> _What is needed_:
Below are the records; pull every line that includes "placeholder".

Stored entries
▬▬▬▬▬▬▬▬▬▬
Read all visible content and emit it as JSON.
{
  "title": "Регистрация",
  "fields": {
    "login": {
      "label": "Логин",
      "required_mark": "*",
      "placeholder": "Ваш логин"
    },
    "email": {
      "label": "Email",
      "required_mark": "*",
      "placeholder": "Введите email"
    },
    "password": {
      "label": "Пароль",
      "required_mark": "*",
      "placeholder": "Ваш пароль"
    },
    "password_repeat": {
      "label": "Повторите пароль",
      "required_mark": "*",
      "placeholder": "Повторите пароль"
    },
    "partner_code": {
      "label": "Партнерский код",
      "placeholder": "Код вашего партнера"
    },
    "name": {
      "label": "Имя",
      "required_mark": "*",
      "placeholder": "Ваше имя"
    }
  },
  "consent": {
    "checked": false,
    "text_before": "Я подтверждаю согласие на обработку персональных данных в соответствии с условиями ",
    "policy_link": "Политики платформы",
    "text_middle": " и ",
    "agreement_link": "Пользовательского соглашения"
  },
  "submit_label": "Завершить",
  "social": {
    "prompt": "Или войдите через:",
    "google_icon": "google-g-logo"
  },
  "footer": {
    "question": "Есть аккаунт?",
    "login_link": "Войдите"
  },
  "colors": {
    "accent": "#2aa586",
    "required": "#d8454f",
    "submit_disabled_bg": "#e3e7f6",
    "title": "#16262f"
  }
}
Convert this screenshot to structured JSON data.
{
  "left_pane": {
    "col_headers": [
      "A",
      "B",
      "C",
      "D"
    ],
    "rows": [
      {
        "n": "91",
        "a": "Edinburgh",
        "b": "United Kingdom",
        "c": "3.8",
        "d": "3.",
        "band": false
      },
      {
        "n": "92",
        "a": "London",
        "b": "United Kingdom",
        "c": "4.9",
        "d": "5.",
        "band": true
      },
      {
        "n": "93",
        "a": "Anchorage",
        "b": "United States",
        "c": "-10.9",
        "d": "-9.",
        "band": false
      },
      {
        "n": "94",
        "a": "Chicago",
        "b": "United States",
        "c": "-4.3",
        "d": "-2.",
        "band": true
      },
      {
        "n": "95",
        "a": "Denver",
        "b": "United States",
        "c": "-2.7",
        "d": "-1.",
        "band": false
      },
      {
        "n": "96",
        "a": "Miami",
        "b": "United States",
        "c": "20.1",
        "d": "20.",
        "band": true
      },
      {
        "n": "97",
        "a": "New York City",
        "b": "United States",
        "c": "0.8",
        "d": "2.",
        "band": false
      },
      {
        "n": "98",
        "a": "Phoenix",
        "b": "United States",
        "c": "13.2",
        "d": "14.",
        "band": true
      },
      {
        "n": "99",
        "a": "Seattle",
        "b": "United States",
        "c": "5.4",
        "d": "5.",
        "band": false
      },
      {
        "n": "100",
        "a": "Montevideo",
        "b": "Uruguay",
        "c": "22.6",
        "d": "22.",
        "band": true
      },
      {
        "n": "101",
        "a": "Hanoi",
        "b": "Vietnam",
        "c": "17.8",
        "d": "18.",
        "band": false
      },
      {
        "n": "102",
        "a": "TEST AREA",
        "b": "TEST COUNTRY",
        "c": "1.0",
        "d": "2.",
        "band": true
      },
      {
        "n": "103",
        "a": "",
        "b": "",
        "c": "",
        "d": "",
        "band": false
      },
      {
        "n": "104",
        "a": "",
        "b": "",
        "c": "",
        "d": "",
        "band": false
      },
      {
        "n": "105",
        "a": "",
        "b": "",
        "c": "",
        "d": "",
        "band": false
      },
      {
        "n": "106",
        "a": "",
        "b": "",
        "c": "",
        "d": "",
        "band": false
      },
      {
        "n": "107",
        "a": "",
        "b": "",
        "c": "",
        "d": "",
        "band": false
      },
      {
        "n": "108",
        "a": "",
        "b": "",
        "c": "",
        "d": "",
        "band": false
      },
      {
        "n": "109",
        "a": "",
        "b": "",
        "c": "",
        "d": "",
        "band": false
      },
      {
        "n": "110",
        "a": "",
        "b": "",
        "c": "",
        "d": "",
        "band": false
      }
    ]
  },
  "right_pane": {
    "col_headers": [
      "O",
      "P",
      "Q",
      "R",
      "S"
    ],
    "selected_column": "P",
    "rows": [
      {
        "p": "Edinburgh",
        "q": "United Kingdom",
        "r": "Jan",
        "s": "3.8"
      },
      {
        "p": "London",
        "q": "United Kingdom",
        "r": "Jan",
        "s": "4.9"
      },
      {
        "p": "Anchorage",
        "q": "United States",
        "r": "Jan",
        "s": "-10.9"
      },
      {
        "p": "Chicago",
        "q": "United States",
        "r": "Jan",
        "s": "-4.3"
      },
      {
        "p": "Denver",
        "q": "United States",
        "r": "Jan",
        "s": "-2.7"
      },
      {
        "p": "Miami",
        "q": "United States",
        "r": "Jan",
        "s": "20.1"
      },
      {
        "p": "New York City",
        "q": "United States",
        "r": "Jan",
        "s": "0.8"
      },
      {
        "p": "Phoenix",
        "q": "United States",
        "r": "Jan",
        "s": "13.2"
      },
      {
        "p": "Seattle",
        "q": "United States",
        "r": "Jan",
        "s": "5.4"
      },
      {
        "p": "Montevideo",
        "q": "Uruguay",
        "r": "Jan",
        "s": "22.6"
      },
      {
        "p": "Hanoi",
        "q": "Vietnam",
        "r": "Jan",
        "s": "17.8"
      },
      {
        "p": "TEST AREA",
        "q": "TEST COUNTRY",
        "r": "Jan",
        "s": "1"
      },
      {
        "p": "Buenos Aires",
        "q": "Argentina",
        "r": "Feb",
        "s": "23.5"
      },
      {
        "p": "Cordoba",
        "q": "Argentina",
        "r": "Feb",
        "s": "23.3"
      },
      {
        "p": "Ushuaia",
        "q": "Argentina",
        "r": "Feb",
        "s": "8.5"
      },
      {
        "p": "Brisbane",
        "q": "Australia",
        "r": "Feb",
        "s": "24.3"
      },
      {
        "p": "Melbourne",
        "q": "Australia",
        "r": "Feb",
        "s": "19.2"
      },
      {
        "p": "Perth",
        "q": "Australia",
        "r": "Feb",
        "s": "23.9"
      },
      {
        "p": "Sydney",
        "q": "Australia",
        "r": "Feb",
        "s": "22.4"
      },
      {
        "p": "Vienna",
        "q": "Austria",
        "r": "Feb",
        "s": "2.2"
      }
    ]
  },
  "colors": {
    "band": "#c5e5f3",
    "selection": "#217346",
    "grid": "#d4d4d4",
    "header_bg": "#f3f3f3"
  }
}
▬▬▬▬▬▬▬▬▬▬
> _Correct output_:
      "placeholder": "Ваш логин"
      "placeholder": "Введите email"
      "placeholder": "Ваш пароль"
      "placeholder": "Повторите пароль"
      "placeholder": "Код вашего партнера"
      "placeholder": "Ваше имя"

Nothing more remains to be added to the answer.